#### TASK INPUTS ####
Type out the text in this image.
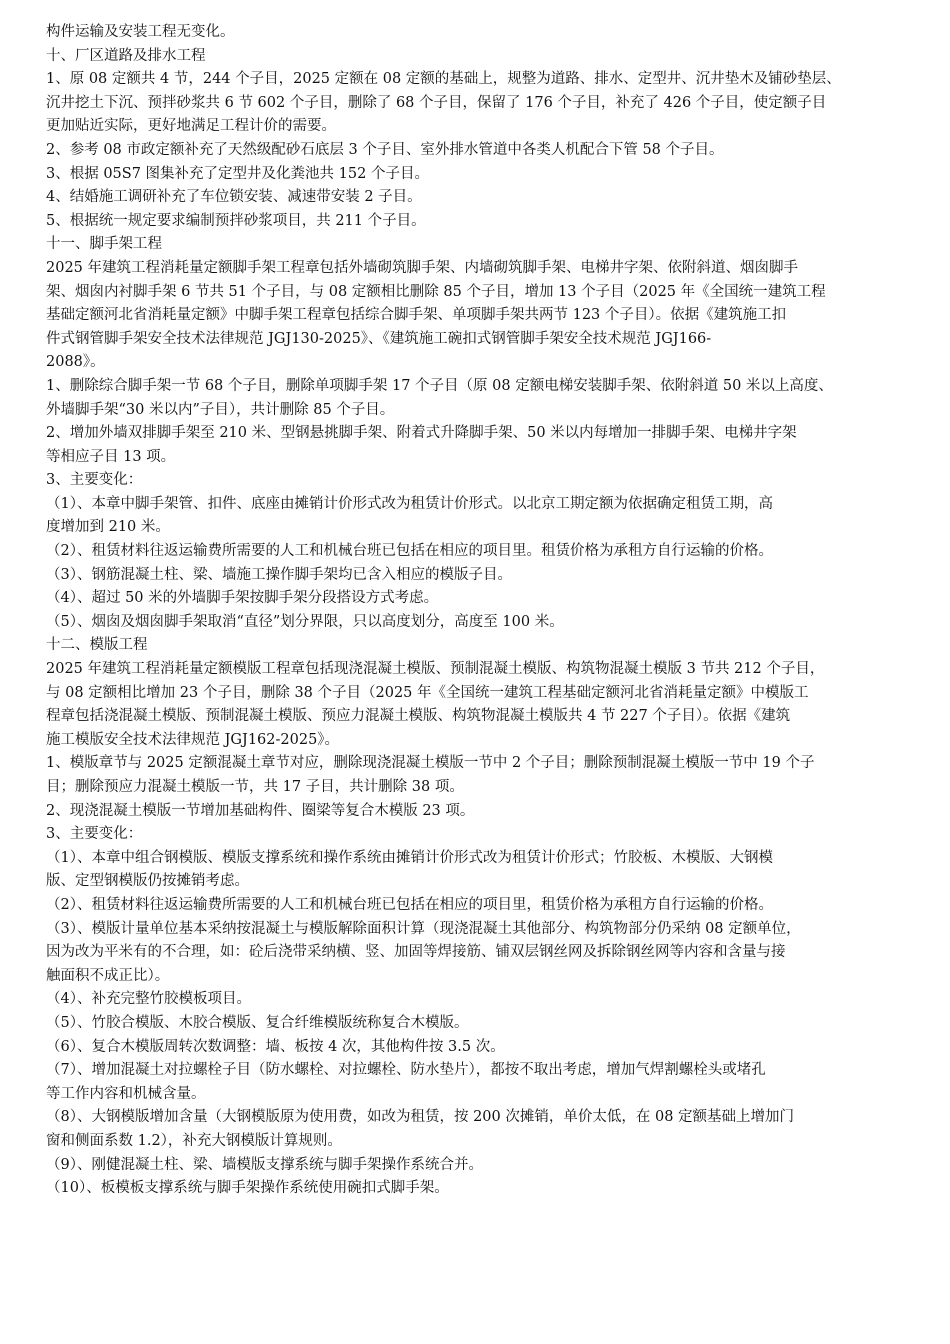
构件运输及安装工程无变化。
十、厂区道路及排水工程
1、原 08 定额共 4 节，244 个子目，2025 定额在 08 定额的基础上，规整为道路、排水、定型井、沉井垫木及铺砂垫层、
沉井挖土下沉、预拌砂浆共 6 节 602 个子目，删除了 68 个子目，保留了 176 个子目，补充了 426 个子目，使定额子目
更加贴近实际，更好地满足工程计价的需要。
2、参考 08 市政定额补充了天然级配砂石底层 3 个子目、室外排水管道中各类人机配合下管 58 个子目。
3、根据 05S7 图集补充了定型井及化粪池共 152 个子目。
4、结婚施工调研补充了车位锁安装、减速带安装 2 子目。
5、根据统一规定要求编制预拌砂浆项目，共 211 个子目。
十一、脚手架工程
2025 年建筑工程消耗量定额脚手架工程章包括外墙砌筑脚手架、内墙砌筑脚手架、电梯井字架、依附斜道、烟囱脚手
架、烟囱内衬脚手架 6 节共 51 个子目，与 08 定额相比删除 85 个子目，增加 13 个子目（2025 年《全国统一建筑工程
基础定额河北省消耗量定额》中脚手架工程章包括综合脚手架、单项脚手架共两节 123 个子目）。依据《建筑施工扣
件式钢管脚手架安全技术法律规范 JGJ130-2025》、《建筑施工碗扣式钢管脚手架安全技术规范 JGJ166-
2088》。
1、删除综合脚手架一节 68 个子目，删除单项脚手架 17 个子目（原 08 定额电梯安装脚手架、依附斜道 50 米以上高度、
外墙脚手架“30 米以内”子目），共计删除 85 个子目。
2、增加外墙双排脚手架至 210 米、型钢悬挑脚手架、附着式升降脚手架、50 米以内每增加一排脚手架、电梯井字架
等相应子目 13 项。
3、主要变化：
（1）、本章中脚手架管、扣件、底座由摊销计价形式改为租赁计价形式。以北京工期定额为依据确定租赁工期，高
度增加到 210 米。
（2）、租赁材料往返运输费所需要的人工和机械台班已包括在相应的项目里。租赁价格为承租方自行运输的价格。
（3）、钢筋混凝土柱、梁、墙施工操作脚手架均已含入相应的模版子目。
（4）、超过 50 米的外墙脚手架按脚手架分段搭设方式考虑。
（5）、烟囱及烟囱脚手架取消“直径”划分界限，只以高度划分，高度至 100 米。
十二、模版工程
2025 年建筑工程消耗量定额模版工程章包括现浇混凝土模版、预制混凝土模版、构筑物混凝土模版 3 节共 212 个子目，
与 08 定额相比增加 23 个子目，删除 38 个子目（2025 年《全国统一建筑工程基础定额河北省消耗量定额》中模版工
程章包括浇混凝土模版、预制混凝土模版、预应力混凝土模版、构筑物混凝土模版共 4 节 227 个子目）。依据《建筑
施工模版安全技术法律规范 JGJ162-2025》。
1、模版章节与 2025 定额混凝土章节对应，删除现浇混凝土模版一节中 2 个子目；删除预制混凝土模版一节中 19 个子
目；删除预应力混凝土模版一节，共 17 子目，共计删除 38 项。
2、现浇混凝土模版一节增加基础构件、圈梁等复合木模版 23 项。
3、主要变化：
（1）、本章中组合钢模版、模版支撑系统和操作系统由摊销计价形式改为租赁计价形式；竹胶板、木模版、大钢模
版、定型钢模版仍按摊销考虑。
（2）、租赁材料往返运输费所需要的人工和机械台班已包括在相应的项目里，租赁价格为承租方自行运输的价格。
（3）、模版计量单位基本采纳按混凝土与模版解除面积计算（现浇混凝土其他部分、构筑物部分仍采纳 08 定额单位，
因为改为平米有的不合理，如：砼后浇带采纳横、竖、加固等焊接筋、铺双层钢丝网及拆除钢丝网等内容和含量与接
触面积不成正比）。
（4）、补充完整竹胶模板项目。
（5）、竹胶合模版、木胶合模版、复合纤维模版统称复合木模版。
（6）、复合木模版周转次数调整：墙、板按 4 次，其他构件按 3.5 次。
（7）、增加混凝土对拉螺栓子目（防水螺栓、对拉螺栓、防水垫片），都按不取出考虑，增加气焊割螺栓头或堵孔
等工作内容和机械含量。
（8）、大钢模版增加含量（大钢模版原为使用费，如改为租赁，按 200 次摊销，单价太低，在 08 定额基础上增加门
窗和侧面系数 1.2），补充大钢模版计算规则。
（9）、刚健混凝土柱、梁、墙模版支撑系统与脚手架操作系统合并。
（10）、板模板支撑系统与脚手架操作系统使用碗扣式脚手架。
####
-- WHAT IS EXPECTED --
All of the material above is to be copied exactly, except for its images.

-- FULL OUTPUT --
Type out the text in this image.
构件运输及安装工程无变化。
十、厂区道路及排水工程
1、原 08 定额共 4 节，244 个子目，2025 定额在 08 定额的基础上，规整为道路、排水、定型井、沉井垫木及铺砂垫层、
沉井挖土下沉、预拌砂浆共 6 节 602 个子目，删除了 68 个子目，保留了 176 个子目，补充了 426 个子目，使定额子目
更加贴近实际，更好地满足工程计价的需要。
2、参考 08 市政定额补充了天然级配砂石底层 3 个子目、室外排水管道中各类人机配合下管 58 个子目。
3、根据 05S7 图集补充了定型井及化粪池共 152 个子目。
4、结婚施工调研补充了车位锁安装、减速带安装 2 子目。
5、根据统一规定要求编制预拌砂浆项目，共 211 个子目。
十一、脚手架工程
2025 年建筑工程消耗量定额脚手架工程章包括外墙砌筑脚手架、内墙砌筑脚手架、电梯井字架、依附斜道、烟囱脚手
架、烟囱内衬脚手架 6 节共 51 个子目，与 08 定额相比删除 85 个子目，增加 13 个子目（2025 年《全国统一建筑工程
基础定额河北省消耗量定额》中脚手架工程章包括综合脚手架、单项脚手架共两节 123 个子目）。依据《建筑施工扣
件式钢管脚手架安全技术法律规范 JGJ130-2025》、《建筑施工碗扣式钢管脚手架安全技术规范 JGJ166-
2088》。
1、删除综合脚手架一节 68 个子目，删除单项脚手架 17 个子目（原 08 定额电梯安装脚手架、依附斜道 50 米以上高度、
外墙脚手架“30 米以内”子目），共计删除 85 个子目。
2、增加外墙双排脚手架至 210 米、型钢悬挑脚手架、附着式升降脚手架、50 米以内每增加一排脚手架、电梯井字架
等相应子目 13 项。
3、主要变化：
（1）、本章中脚手架管、扣件、底座由摊销计价形式改为租赁计价形式。以北京工期定额为依据确定租赁工期，高
度增加到 210 米。
（2）、租赁材料往返运输费所需要的人工和机械台班已包括在相应的项目里。租赁价格为承租方自行运输的价格。
（3）、钢筋混凝土柱、梁、墙施工操作脚手架均已含入相应的模版子目。
（4）、超过 50 米的外墙脚手架按脚手架分段搭设方式考虑。
（5）、烟囱及烟囱脚手架取消“直径”划分界限，只以高度划分，高度至 100 米。
十二、模版工程
2025 年建筑工程消耗量定额模版工程章包括现浇混凝土模版、预制混凝土模版、构筑物混凝土模版 3 节共 212 个子目，
与 08 定额相比增加 23 个子目，删除 38 个子目（2025 年《全国统一建筑工程基础定额河北省消耗量定额》中模版工
程章包括浇混凝土模版、预制混凝土模版、预应力混凝土模版、构筑物混凝土模版共 4 节 227 个子目）。依据《建筑
施工模版安全技术法律规范 JGJ162-2025》。
1、模版章节与 2025 定额混凝土章节对应，删除现浇混凝土模版一节中 2 个子目；删除预制混凝土模版一节中 19 个子
目；删除预应力混凝土模版一节，共 17 子目，共计删除 38 项。
2、现浇混凝土模版一节增加基础构件、圈梁等复合木模版 23 项。
3、主要变化：
（1）、本章中组合钢模版、模版支撑系统和操作系统由摊销计价形式改为租赁计价形式；竹胶板、木模版、大钢模
版、定型钢模版仍按摊销考虑。
（2）、租赁材料往返运输费所需要的人工和机械台班已包括在相应的项目里，租赁价格为承租方自行运输的价格。
（3）、模版计量单位基本采纳按混凝土与模版解除面积计算（现浇混凝土其他部分、构筑物部分仍采纳 08 定额单位，
因为改为平米有的不合理，如：砼后浇带采纳横、竖、加固等焊接筋、铺双层钢丝网及拆除钢丝网等内容和含量与接
触面积不成正比）。
（4）、补充完整竹胶模板项目。
（5）、竹胶合模版、木胶合模版、复合纤维模版统称复合木模版。
（6）、复合木模版周转次数调整：墙、板按 4 次，其他构件按 3.5 次。
（7）、增加混凝土对拉螺栓子目（防水螺栓、对拉螺栓、防水垫片），都按不取出考虑，增加气焊割螺栓头或堵孔
等工作内容和机械含量。
（8）、大钢模版增加含量（大钢模版原为使用费，如改为租赁，按 200 次摊销，单价太低，在 08 定额基础上增加门
窗和侧面系数 1.2），补充大钢模版计算规则。
（9）、刚健混凝土柱、梁、墙模版支撑系统与脚手架操作系统合并。
（10）、板模板支撑系统与脚手架操作系统使用碗扣式脚手架。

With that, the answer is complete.